A block of data:
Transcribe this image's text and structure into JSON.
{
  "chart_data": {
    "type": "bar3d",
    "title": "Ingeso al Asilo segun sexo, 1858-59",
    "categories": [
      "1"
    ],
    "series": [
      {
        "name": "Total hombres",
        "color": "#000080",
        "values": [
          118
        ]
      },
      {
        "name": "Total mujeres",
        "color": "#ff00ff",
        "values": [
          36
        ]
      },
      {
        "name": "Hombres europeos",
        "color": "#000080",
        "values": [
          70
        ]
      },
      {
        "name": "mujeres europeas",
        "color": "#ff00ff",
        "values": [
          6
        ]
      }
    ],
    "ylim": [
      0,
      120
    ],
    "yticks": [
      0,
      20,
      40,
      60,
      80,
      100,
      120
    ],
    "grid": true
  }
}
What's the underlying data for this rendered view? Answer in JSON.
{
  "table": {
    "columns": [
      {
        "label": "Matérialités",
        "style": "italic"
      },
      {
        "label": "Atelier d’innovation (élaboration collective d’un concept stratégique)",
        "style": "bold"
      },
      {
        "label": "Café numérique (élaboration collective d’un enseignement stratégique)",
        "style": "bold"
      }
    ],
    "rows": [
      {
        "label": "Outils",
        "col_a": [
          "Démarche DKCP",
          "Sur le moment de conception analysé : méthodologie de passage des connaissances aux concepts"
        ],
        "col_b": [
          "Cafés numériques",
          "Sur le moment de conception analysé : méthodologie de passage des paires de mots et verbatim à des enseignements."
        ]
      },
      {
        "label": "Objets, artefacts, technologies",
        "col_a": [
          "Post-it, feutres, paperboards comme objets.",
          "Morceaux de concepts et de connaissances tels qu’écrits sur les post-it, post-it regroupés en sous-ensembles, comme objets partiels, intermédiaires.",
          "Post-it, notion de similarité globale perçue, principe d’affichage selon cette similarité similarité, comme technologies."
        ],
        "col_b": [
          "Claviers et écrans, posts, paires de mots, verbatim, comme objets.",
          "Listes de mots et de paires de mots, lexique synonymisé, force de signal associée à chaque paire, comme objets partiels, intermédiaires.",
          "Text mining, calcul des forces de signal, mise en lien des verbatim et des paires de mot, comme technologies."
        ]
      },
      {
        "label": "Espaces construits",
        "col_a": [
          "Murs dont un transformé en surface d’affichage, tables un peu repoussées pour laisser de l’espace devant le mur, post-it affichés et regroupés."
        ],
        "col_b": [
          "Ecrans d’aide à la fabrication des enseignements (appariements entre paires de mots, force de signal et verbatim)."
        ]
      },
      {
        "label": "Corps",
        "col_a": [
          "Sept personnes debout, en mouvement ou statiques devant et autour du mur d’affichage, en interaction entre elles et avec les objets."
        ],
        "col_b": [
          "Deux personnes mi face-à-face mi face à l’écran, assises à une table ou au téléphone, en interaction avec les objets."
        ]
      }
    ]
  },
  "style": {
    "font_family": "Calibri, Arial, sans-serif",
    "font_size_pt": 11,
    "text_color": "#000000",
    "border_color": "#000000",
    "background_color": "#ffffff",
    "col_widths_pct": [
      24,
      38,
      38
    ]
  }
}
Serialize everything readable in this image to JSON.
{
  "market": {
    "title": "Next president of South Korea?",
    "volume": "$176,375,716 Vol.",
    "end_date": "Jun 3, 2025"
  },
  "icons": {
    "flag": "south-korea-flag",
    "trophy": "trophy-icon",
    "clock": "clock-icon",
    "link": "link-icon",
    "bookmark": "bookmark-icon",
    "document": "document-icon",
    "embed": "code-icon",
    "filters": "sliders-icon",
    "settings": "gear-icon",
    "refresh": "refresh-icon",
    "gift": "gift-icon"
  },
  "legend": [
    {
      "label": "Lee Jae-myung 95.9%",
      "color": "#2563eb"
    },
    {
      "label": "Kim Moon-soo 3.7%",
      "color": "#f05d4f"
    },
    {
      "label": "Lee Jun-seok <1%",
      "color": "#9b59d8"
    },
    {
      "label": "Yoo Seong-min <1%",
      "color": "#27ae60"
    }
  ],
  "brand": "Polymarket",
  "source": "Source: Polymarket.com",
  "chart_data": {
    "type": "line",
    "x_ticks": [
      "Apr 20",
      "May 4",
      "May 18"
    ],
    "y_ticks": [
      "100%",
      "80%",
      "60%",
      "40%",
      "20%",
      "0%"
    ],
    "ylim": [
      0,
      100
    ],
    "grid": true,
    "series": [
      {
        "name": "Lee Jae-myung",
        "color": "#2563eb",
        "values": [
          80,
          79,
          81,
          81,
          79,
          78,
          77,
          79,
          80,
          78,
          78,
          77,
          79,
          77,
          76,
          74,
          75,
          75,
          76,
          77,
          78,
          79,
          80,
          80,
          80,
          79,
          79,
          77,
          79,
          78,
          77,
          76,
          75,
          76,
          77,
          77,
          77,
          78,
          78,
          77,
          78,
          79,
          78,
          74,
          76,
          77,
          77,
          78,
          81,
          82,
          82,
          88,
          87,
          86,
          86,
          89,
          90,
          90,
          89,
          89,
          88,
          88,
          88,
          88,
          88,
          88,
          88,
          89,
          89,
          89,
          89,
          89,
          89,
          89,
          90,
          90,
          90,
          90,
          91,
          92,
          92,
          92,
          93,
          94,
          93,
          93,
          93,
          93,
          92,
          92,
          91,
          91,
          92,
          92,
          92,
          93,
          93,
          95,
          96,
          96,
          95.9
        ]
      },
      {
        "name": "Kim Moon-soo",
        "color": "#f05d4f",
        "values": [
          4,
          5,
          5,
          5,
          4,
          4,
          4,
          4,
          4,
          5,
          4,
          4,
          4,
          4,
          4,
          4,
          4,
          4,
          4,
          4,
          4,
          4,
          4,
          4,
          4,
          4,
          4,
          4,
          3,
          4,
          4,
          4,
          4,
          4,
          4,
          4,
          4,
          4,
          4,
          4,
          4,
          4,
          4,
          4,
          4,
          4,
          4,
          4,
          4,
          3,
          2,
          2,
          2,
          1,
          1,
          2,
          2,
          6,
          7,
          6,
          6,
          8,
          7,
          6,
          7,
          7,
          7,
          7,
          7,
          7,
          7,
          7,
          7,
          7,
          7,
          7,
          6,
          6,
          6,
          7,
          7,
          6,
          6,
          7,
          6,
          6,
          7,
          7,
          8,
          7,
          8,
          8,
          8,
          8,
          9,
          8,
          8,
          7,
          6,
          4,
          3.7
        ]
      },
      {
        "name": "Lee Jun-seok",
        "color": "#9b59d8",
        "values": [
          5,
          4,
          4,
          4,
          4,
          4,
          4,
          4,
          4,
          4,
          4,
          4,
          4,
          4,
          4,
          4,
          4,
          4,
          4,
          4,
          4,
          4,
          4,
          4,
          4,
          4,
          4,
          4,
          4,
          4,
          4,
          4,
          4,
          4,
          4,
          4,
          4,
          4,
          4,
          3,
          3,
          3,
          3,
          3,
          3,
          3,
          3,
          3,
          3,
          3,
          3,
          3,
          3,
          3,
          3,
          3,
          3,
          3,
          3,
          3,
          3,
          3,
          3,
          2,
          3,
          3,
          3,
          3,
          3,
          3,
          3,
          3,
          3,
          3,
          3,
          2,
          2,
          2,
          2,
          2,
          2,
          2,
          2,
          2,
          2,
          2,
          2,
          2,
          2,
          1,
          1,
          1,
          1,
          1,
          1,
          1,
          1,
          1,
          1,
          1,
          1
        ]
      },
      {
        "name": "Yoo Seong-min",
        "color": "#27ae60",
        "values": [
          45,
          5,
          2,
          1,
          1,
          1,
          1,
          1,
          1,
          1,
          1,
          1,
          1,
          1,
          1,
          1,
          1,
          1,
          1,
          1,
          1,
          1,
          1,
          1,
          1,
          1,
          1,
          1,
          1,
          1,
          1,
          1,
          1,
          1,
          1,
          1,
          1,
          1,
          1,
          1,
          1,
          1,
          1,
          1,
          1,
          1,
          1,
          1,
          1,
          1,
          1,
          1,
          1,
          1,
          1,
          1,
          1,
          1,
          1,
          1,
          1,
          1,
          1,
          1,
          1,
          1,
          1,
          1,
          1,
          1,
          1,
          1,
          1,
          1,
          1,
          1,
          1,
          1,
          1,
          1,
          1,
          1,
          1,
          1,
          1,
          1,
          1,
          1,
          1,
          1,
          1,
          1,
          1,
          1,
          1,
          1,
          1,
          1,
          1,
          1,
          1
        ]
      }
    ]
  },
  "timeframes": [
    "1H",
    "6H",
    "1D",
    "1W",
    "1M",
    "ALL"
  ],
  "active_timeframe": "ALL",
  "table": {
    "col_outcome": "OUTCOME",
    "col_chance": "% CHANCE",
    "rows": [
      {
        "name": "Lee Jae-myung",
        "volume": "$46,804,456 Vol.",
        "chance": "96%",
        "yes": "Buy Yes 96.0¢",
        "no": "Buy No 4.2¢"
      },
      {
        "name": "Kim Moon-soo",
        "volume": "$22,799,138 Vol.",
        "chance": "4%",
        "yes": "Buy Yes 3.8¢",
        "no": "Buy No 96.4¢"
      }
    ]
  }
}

Aim of the task | Tally up the lines in the records that contain the word "interaction" and give only the total.

The solution | 2